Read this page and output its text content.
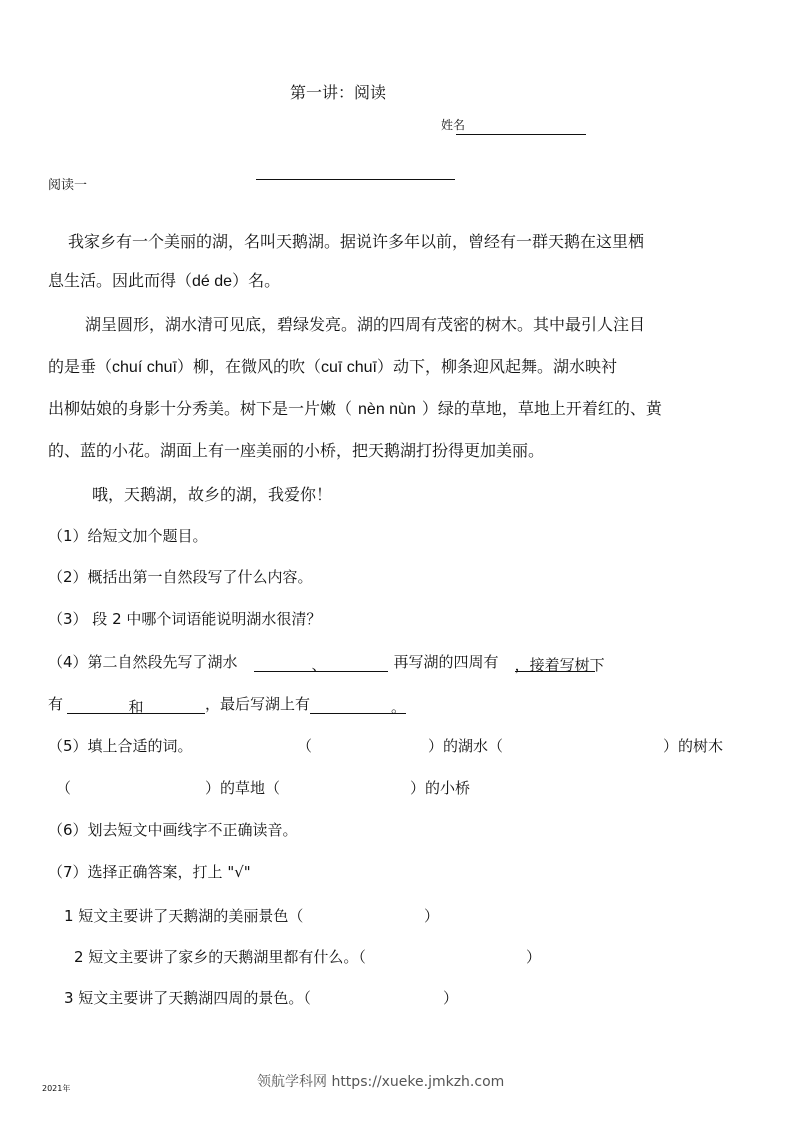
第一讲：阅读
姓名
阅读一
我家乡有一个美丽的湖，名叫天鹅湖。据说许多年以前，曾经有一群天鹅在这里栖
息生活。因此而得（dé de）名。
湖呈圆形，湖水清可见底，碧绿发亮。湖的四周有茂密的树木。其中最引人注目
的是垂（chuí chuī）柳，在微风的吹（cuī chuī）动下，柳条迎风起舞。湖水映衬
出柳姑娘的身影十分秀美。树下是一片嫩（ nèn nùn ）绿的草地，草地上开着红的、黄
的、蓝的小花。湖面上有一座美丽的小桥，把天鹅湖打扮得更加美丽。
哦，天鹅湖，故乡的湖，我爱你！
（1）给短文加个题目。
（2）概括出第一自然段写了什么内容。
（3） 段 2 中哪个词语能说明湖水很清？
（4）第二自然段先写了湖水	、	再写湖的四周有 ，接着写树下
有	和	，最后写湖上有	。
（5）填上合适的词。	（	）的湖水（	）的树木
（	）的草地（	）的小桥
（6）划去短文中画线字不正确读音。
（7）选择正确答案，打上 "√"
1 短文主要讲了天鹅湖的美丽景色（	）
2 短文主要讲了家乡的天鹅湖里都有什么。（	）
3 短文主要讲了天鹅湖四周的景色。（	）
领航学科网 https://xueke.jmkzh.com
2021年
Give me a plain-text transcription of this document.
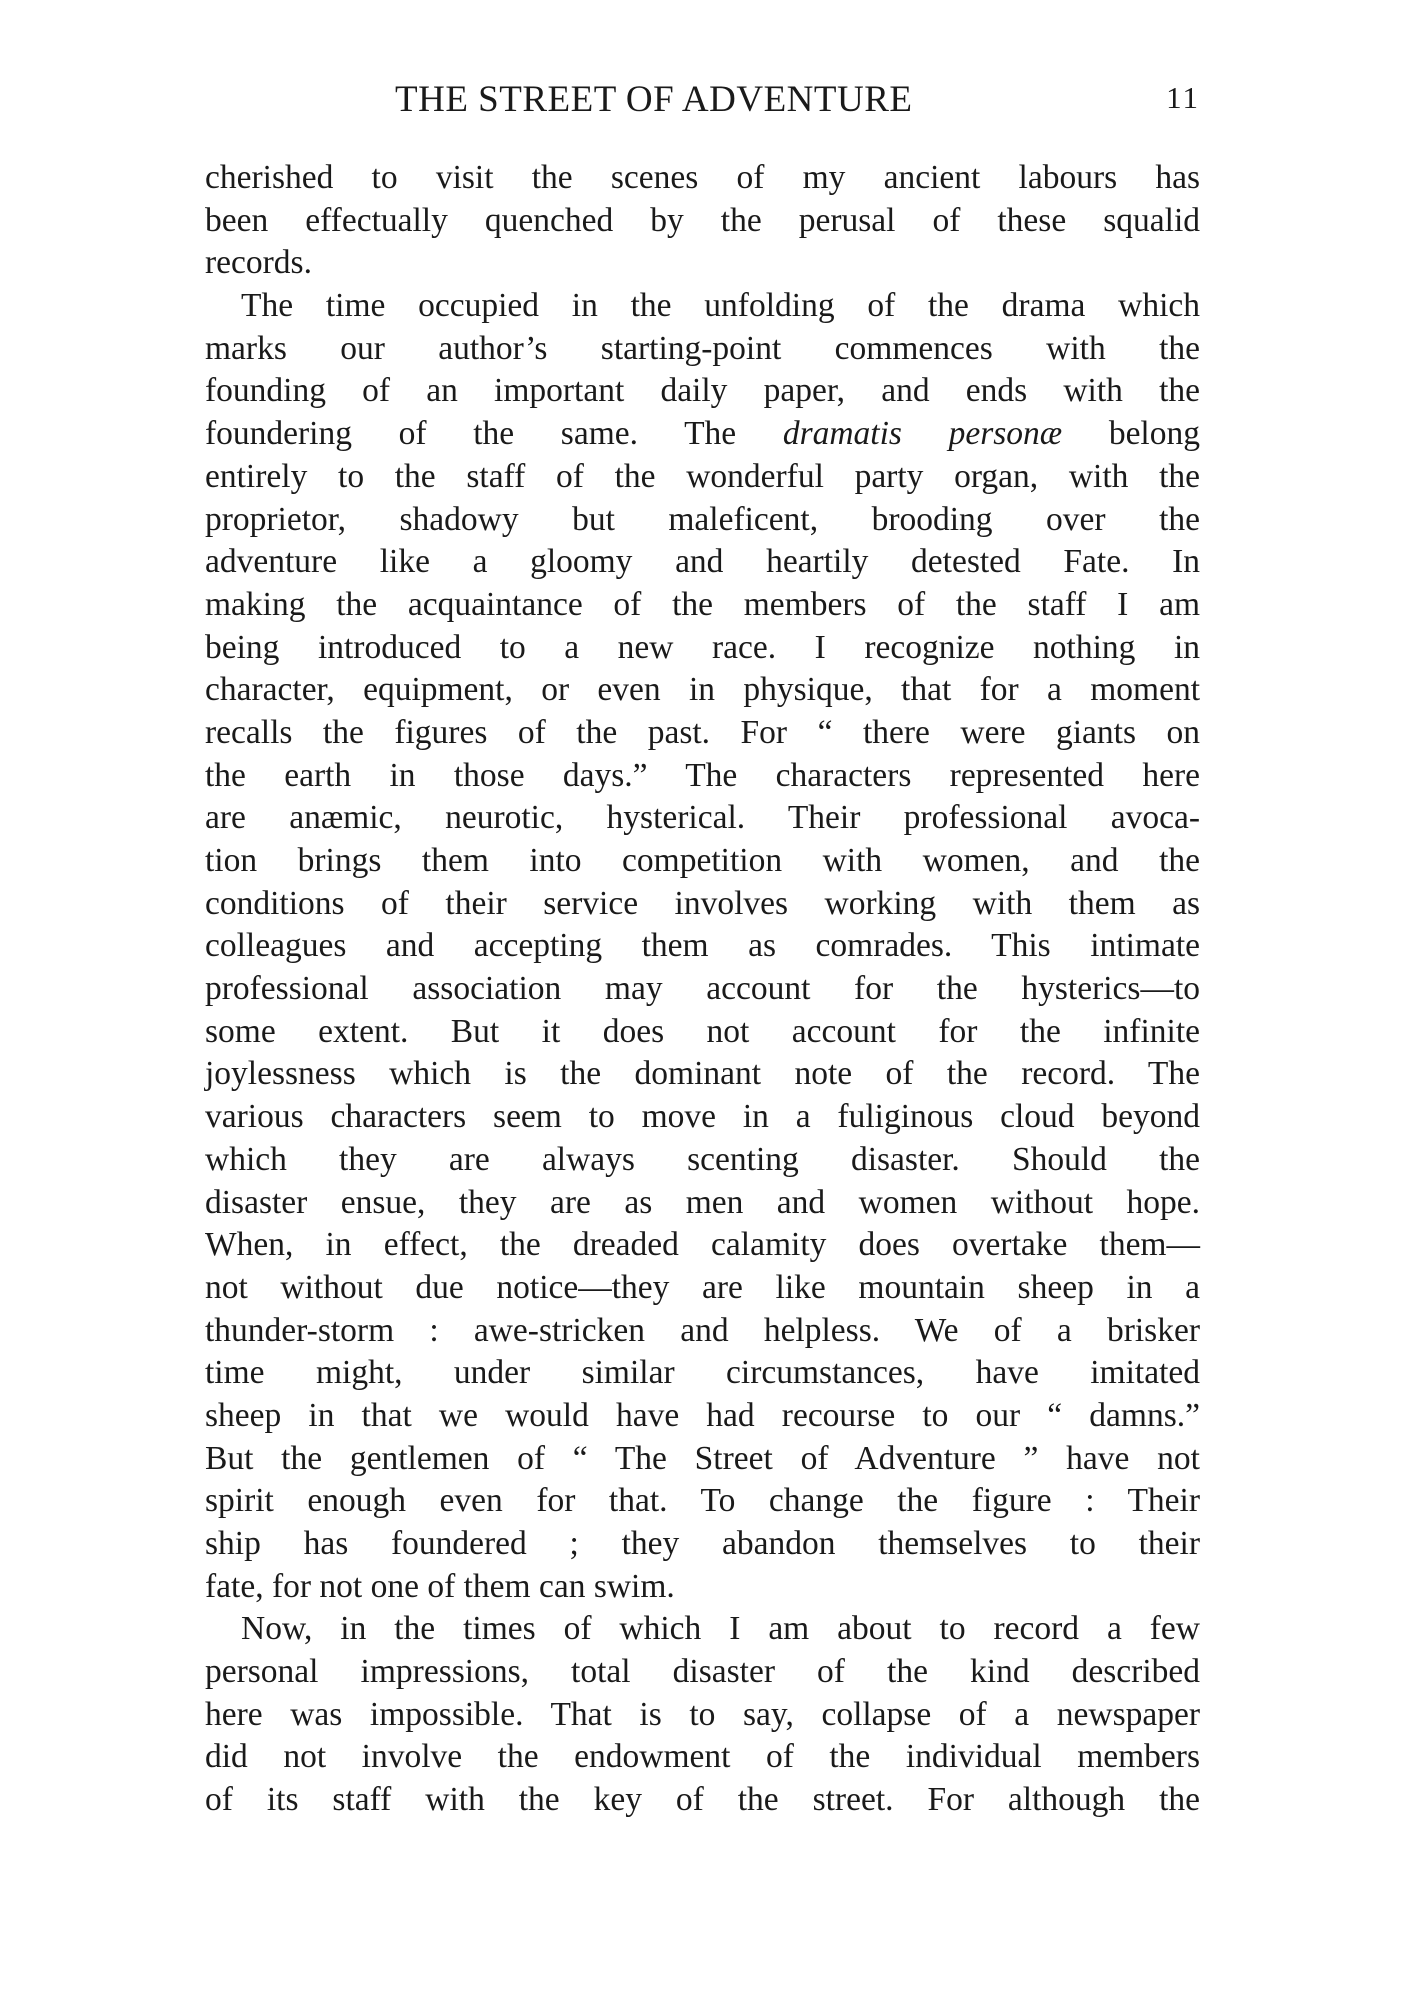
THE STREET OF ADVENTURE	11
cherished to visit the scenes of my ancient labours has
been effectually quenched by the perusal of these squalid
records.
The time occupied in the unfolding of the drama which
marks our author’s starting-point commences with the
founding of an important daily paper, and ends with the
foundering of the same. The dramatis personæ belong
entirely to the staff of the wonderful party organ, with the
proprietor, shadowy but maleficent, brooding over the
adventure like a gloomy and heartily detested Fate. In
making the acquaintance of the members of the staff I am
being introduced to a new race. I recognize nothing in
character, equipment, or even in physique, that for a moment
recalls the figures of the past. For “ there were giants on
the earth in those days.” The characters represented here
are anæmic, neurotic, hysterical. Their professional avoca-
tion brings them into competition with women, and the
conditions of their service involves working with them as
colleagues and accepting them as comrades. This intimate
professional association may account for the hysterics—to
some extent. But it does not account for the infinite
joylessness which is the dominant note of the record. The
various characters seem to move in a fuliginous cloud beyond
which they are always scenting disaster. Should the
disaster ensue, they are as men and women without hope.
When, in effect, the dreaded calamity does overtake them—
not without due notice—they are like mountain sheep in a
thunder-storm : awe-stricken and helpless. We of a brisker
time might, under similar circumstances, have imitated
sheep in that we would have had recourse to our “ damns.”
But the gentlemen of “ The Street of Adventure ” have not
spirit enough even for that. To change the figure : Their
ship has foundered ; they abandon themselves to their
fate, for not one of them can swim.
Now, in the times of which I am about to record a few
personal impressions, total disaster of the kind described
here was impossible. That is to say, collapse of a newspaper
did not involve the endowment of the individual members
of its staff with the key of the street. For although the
- - - - - - -
What is expected: Retype every record above exactly as written, but leave out the pictures.

The reply:
Read this page and output its text content.
第一讲：阅读
姓名
阅读一
我家乡有一个美丽的湖，名叫天鹅湖。据说许多年以前，曾经有一群天鹅在这里栖
息生活。因此而得（dé de）名。
湖呈圆形，湖水清可见底，碧绿发亮。湖的四周有茂密的树木。其中最引人注目
的是垂（chuí chuī）柳，在微风的吹（cuī chuī）动下，柳条迎风起舞。湖水映衬
出柳姑娘的身影十分秀美。树下是一片嫩（ nèn nùn ）绿的草地，草地上开着红的、黄
的、蓝的小花。湖面上有一座美丽的小桥，把天鹅湖打扮得更加美丽。
哦，天鹅湖，故乡的湖，我爱你！
（1）给短文加个题目。
（2）概括出第一自然段写了什么内容。
（3） 段 2 中哪个词语能说明湖水很清？
（4）第二自然段先写了湖水	、	再写湖的四周有 ，接着写树下
有	和	，最后写湖上有	。
（5）填上合适的词。	（	）的湖水（	）的树木
（	）的草地（	）的小桥
（6）划去短文中画线字不正确读音。
（7）选择正确答案，打上 "√"
1 短文主要讲了天鹅湖的美丽景色（	）
2 短文主要讲了家乡的天鹅湖里都有什么。（	）
3 短文主要讲了天鹅湖四周的景色。（	）
领航学科网 https://xueke.jmkzh.com
2021年
Give me a plain-text transcription of this document.
THE STREET OF ADVENTURE	11
cherished to visit the scenes of my ancient labours has
been effectually quenched by the perusal of these squalid
records.
The time occupied in the unfolding of the drama which
marks our author’s starting-point commences with the
founding of an important daily paper, and ends with the
foundering of the same. The dramatis personæ belong
entirely to the staff of the wonderful party organ, with the
proprietor, shadowy but maleficent, brooding over the
adventure like a gloomy and heartily detested Fate. In
making the acquaintance of the members of the staff I am
being introduced to a new race. I recognize nothing in
character, equipment, or even in physique, that for a moment
recalls the figures of the past. For “ there were giants on
the earth in those days.” The characters represented here
are anæmic, neurotic, hysterical. Their professional avoca-
tion brings them into competition with women, and the
conditions of their service involves working with them as
colleagues and accepting them as comrades. This intimate
professional association may account for the hysterics—to
some extent. But it does not account for the infinite
joylessness which is the dominant note of the record. The
various characters seem to move in a fuliginous cloud beyond
which they are always scenting disaster. Should the
disaster ensue, they are as men and women without hope.
When, in effect, the dreaded calamity does overtake them—
not without due notice—they are like mountain sheep in a
thunder-storm : awe-stricken and helpless. We of a brisker
time might, under similar circumstances, have imitated
sheep in that we would have had recourse to our “ damns.”
But the gentlemen of “ The Street of Adventure ” have not
spirit enough even for that. To change the figure : Their
ship has foundered ; they abandon themselves to their
fate, for not one of them can swim.
Now, in the times of which I am about to record a few
personal impressions, total disaster of the kind described
here was impossible. That is to say, collapse of a newspaper
did not involve the endowment of the individual members
of its staff with the key of the street. For although the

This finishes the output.